===== Material supplied =====

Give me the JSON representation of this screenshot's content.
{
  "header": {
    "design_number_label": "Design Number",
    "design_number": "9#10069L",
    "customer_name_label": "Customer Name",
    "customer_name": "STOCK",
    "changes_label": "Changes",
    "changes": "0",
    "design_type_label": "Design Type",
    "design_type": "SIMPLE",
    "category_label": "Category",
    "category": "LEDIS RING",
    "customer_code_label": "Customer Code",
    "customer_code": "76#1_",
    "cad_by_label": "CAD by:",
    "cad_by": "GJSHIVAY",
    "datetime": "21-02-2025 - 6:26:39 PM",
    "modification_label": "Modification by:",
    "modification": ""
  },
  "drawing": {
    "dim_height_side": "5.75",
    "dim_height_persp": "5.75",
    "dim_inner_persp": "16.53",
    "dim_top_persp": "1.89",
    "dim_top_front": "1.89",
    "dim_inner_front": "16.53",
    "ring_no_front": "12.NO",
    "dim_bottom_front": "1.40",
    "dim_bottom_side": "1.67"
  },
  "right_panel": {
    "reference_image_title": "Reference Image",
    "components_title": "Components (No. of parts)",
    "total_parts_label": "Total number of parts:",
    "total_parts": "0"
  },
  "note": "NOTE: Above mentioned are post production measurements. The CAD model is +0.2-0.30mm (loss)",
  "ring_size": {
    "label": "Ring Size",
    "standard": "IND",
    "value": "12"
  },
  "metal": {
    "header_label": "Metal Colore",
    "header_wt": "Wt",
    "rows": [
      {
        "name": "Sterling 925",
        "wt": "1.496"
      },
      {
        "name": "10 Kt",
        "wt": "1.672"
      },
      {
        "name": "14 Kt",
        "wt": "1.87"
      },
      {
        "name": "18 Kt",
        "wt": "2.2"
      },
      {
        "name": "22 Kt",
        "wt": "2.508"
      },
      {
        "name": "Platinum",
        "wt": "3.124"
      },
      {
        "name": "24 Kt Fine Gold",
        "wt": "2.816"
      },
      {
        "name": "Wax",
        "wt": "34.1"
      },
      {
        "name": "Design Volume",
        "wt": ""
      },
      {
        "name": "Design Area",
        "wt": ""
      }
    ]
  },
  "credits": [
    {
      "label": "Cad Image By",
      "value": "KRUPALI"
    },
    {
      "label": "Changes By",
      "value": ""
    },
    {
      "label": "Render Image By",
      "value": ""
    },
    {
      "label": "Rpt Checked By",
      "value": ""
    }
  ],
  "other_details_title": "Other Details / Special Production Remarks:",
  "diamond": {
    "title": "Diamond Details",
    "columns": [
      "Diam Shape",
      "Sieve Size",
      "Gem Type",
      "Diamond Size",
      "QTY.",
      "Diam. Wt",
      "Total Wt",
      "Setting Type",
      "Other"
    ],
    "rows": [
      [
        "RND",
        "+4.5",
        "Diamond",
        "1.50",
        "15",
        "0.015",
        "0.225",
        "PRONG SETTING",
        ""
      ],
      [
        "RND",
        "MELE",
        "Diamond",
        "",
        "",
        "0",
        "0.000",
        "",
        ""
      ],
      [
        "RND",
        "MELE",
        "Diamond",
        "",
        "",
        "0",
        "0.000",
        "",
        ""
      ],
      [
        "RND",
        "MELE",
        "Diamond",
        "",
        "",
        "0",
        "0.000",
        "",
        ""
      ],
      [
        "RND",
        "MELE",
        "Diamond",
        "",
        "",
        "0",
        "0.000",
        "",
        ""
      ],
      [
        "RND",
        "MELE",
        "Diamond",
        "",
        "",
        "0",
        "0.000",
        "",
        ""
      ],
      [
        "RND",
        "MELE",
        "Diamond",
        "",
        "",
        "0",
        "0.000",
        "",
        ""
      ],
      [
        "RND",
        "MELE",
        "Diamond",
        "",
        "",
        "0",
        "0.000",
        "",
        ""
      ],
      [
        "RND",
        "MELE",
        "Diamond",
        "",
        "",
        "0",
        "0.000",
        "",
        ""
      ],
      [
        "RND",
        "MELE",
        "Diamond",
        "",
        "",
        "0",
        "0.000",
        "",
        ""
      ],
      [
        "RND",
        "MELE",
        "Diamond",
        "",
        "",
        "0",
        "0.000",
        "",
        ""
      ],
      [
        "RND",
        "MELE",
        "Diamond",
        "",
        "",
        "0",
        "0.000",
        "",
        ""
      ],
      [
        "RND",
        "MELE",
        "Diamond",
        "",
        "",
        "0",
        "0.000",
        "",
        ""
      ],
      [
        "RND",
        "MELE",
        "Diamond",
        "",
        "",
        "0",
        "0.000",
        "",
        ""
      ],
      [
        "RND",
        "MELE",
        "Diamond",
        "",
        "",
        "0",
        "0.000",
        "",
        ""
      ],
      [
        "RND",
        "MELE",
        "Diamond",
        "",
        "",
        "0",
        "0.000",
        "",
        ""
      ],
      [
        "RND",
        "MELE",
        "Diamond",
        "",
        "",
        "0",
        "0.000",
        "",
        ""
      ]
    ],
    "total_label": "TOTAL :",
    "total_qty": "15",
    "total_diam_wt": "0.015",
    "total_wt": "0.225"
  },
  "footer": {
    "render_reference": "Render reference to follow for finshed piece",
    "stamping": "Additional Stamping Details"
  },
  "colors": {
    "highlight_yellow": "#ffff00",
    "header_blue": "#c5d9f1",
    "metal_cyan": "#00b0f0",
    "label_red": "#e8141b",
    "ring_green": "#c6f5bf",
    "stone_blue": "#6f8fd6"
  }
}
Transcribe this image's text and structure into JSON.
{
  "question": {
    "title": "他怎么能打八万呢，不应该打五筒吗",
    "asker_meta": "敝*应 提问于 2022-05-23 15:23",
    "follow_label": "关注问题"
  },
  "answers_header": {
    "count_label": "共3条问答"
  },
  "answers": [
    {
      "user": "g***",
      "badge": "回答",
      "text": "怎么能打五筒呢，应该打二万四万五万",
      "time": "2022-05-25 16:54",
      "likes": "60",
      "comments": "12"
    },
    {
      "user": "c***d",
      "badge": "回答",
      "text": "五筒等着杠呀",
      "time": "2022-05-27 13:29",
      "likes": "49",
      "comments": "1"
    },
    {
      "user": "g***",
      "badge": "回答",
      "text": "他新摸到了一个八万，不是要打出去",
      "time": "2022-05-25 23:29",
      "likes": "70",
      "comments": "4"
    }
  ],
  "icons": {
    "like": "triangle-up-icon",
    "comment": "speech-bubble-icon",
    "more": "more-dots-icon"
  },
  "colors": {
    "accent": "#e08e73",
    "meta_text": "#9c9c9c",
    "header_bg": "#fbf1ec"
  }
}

=====

→ Task to carry out: Every line above should be printed again exactly as it stands.

→ Answer to this task:
Give me the JSON representation of this screenshot's content.
{
  "header": {
    "design_number_label": "Design Number",
    "design_number": "9#10069L",
    "customer_name_label": "Customer Name",
    "customer_name": "STOCK",
    "changes_label": "Changes",
    "changes": "0",
    "design_type_label": "Design Type",
    "design_type": "SIMPLE",
    "category_label": "Category",
    "category": "LEDIS RING",
    "customer_code_label": "Customer Code",
    "customer_code": "76#1_",
    "cad_by_label": "CAD by:",
    "cad_by": "GJSHIVAY",
    "datetime": "21-02-2025 - 6:26:39 PM",
    "modification_label": "Modification by:",
    "modification": ""
  },
  "drawing": {
    "dim_height_side": "5.75",
    "dim_height_persp": "5.75",
    "dim_inner_persp": "16.53",
    "dim_top_persp": "1.89",
    "dim_top_front": "1.89",
    "dim_inner_front": "16.53",
    "ring_no_front": "12.NO",
    "dim_bottom_front": "1.40",
    "dim_bottom_side": "1.67"
  },
  "right_panel": {
    "reference_image_title": "Reference Image",
    "components_title": "Components (No. of parts)",
    "total_parts_label": "Total number of parts:",
    "total_parts": "0"
  },
  "note": "NOTE: Above mentioned are post production measurements. The CAD model is +0.2-0.30mm (loss)",
  "ring_size": {
    "label": "Ring Size",
    "standard": "IND",
    "value": "12"
  },
  "metal": {
    "header_label": "Metal Colore",
    "header_wt": "Wt",
    "rows": [
      {
        "name": "Sterling 925",
        "wt": "1.496"
      },
      {
        "name": "10 Kt",
        "wt": "1.672"
      },
      {
        "name": "14 Kt",
        "wt": "1.87"
      },
      {
        "name": "18 Kt",
        "wt": "2.2"
      },
      {
        "name": "22 Kt",
        "wt": "2.508"
      },
      {
        "name": "Platinum",
        "wt": "3.124"
      },
      {
        "name": "24 Kt Fine Gold",
        "wt": "2.816"
      },
      {
        "name": "Wax",
        "wt": "34.1"
      },
      {
        "name": "Design Volume",
        "wt": ""
      },
      {
        "name": "Design Area",
        "wt": ""
      }
    ]
  },
  "credits": [
    {
      "label": "Cad Image By",
      "value": "KRUPALI"
    },
    {
      "label": "Changes By",
      "value": ""
    },
    {
      "label": "Render Image By",
      "value": ""
    },
    {
      "label": "Rpt Checked By",
      "value": ""
    }
  ],
  "other_details_title": "Other Details / Special Production Remarks:",
  "diamond": {
    "title": "Diamond Details",
    "columns": [
      "Diam Shape",
      "Sieve Size",
      "Gem Type",
      "Diamond Size",
      "QTY.",
      "Diam. Wt",
      "Total Wt",
      "Setting Type",
      "Other"
    ],
    "rows": [
      [
        "RND",
        "+4.5",
        "Diamond",
        "1.50",
        "15",
        "0.015",
        "0.225",
        "PRONG SETTING",
        ""
      ],
      [
        "RND",
        "MELE",
        "Diamond",
        "",
        "",
        "0",
        "0.000",
        "",
        ""
      ],
      [
        "RND",
        "MELE",
        "Diamond",
        "",
        "",
        "0",
        "0.000",
        "",
        ""
      ],
      [
        "RND",
        "MELE",
        "Diamond",
        "",
        "",
        "0",
        "0.000",
        "",
        ""
      ],
      [
        "RND",
        "MELE",
        "Diamond",
        "",
        "",
        "0",
        "0.000",
        "",
        ""
      ],
      [
        "RND",
        "MELE",
        "Diamond",
        "",
        "",
        "0",
        "0.000",
        "",
        ""
      ],
      [
        "RND",
        "MELE",
        "Diamond",
        "",
        "",
        "0",
        "0.000",
        "",
        ""
      ],
      [
        "RND",
        "MELE",
        "Diamond",
        "",
        "",
        "0",
        "0.000",
        "",
        ""
      ],
      [
        "RND",
        "MELE",
        "Diamond",
        "",
        "",
        "0",
        "0.000",
        "",
        ""
      ],
      [
        "RND",
        "MELE",
        "Diamond",
        "",
        "",
        "0",
        "0.000",
        "",
        ""
      ],
      [
        "RND",
        "MELE",
        "Diamond",
        "",
        "",
        "0",
        "0.000",
        "",
        ""
      ],
      [
        "RND",
        "MELE",
        "Diamond",
        "",
        "",
        "0",
        "0.000",
        "",
        ""
      ],
      [
        "RND",
        "MELE",
        "Diamond",
        "",
        "",
        "0",
        "0.000",
        "",
        ""
      ],
      [
        "RND",
        "MELE",
        "Diamond",
        "",
        "",
        "0",
        "0.000",
        "",
        ""
      ],
      [
        "RND",
        "MELE",
        "Diamond",
        "",
        "",
        "0",
        "0.000",
        "",
        ""
      ],
      [
        "RND",
        "MELE",
        "Diamond",
        "",
        "",
        "0",
        "0.000",
        "",
        ""
      ],
      [
        "RND",
        "MELE",
        "Diamond",
        "",
        "",
        "0",
        "0.000",
        "",
        ""
      ]
    ],
    "total_label": "TOTAL :",
    "total_qty": "15",
    "total_diam_wt": "0.015",
    "total_wt": "0.225"
  },
  "footer": {
    "render_reference": "Render reference to follow for finshed piece",
    "stamping": "Additional Stamping Details"
  },
  "colors": {
    "highlight_yellow": "#ffff00",
    "header_blue": "#c5d9f1",
    "metal_cyan": "#00b0f0",
    "label_red": "#e8141b",
    "ring_green": "#c6f5bf",
    "stone_blue": "#6f8fd6"
  }
}
Transcribe this image's text and structure into JSON.
{
  "question": {
    "title": "他怎么能打八万呢，不应该打五筒吗",
    "asker_meta": "敝*应 提问于 2022-05-23 15:23",
    "follow_label": "关注问题"
  },
  "answers_header": {
    "count_label": "共3条问答"
  },
  "answers": [
    {
      "user": "g***",
      "badge": "回答",
      "text": "怎么能打五筒呢，应该打二万四万五万",
      "time": "2022-05-25 16:54",
      "likes": "60",
      "comments": "12"
    },
    {
      "user": "c***d",
      "badge": "回答",
      "text": "五筒等着杠呀",
      "time": "2022-05-27 13:29",
      "likes": "49",
      "comments": "1"
    },
    {
      "user": "g***",
      "badge": "回答",
      "text": "他新摸到了一个八万，不是要打出去",
      "time": "2022-05-25 23:29",
      "likes": "70",
      "comments": "4"
    }
  ],
  "icons": {
    "like": "triangle-up-icon",
    "comment": "speech-bubble-icon",
    "more": "more-dots-icon"
  },
  "colors": {
    "accent": "#e08e73",
    "meta_text": "#9c9c9c",
    "header_bg": "#fbf1ec"
  }
}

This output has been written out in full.